◆ **DATA EXTRACT**
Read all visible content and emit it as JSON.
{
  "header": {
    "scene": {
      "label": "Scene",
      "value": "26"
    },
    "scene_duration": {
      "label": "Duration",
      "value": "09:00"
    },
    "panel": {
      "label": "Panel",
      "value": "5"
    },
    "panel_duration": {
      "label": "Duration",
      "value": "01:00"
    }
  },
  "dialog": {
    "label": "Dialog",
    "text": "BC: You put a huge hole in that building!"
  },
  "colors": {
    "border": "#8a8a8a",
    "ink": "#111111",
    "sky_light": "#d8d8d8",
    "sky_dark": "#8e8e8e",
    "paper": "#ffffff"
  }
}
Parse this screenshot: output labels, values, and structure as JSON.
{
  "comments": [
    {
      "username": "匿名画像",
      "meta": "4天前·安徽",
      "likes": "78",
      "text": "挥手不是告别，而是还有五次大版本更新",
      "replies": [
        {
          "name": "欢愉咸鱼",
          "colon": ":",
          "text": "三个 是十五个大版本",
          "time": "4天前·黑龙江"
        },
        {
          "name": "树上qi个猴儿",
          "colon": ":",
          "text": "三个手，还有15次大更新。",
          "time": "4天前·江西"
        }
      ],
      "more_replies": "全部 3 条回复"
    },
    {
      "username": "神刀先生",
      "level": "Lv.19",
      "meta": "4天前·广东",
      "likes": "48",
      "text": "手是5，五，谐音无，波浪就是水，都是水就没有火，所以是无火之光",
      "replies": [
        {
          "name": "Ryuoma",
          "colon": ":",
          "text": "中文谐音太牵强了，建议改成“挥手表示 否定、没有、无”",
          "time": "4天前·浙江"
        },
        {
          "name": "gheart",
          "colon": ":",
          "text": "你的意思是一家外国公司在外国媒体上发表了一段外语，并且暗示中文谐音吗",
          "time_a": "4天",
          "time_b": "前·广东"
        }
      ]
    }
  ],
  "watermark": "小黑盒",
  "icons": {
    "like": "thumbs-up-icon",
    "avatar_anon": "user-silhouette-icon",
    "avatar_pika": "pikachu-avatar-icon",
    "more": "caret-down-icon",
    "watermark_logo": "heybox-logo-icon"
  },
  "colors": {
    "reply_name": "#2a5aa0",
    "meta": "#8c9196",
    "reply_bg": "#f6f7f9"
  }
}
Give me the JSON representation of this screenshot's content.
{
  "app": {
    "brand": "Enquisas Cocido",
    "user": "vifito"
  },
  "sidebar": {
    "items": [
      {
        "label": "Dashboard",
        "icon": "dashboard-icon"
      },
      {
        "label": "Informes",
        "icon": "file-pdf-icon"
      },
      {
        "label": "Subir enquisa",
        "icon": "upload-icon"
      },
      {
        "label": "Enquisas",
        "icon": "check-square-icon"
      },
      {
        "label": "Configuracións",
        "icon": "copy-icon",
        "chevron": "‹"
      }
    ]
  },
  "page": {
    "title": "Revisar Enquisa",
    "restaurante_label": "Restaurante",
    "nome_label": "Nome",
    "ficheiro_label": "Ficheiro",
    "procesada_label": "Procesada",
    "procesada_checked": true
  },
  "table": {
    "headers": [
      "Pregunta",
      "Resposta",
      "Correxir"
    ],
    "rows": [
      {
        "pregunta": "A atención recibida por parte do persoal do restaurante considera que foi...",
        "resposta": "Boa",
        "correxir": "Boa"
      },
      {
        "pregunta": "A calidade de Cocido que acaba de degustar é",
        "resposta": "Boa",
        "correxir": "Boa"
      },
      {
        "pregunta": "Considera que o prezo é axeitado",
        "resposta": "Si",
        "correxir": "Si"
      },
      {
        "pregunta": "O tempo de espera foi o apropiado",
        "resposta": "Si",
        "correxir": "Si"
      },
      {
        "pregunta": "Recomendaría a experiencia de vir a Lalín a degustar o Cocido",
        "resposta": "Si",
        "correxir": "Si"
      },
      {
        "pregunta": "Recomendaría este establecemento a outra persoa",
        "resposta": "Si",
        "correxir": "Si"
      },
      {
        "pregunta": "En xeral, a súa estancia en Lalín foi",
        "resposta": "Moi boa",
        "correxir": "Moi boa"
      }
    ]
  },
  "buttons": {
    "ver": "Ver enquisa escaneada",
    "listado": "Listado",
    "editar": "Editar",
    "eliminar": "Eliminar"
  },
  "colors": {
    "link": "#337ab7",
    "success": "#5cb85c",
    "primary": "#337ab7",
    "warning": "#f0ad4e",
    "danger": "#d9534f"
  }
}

◆ **EXERCISE DESCRIPTION**
Copy out every line from the data above that has "JSON" in it.

◆ **CORRECT RESPONSE**
Read all visible content and emit it as JSON.
Parse this screenshot: output labels, values, and structure as JSON.
Give me the JSON representation of this screenshot's content.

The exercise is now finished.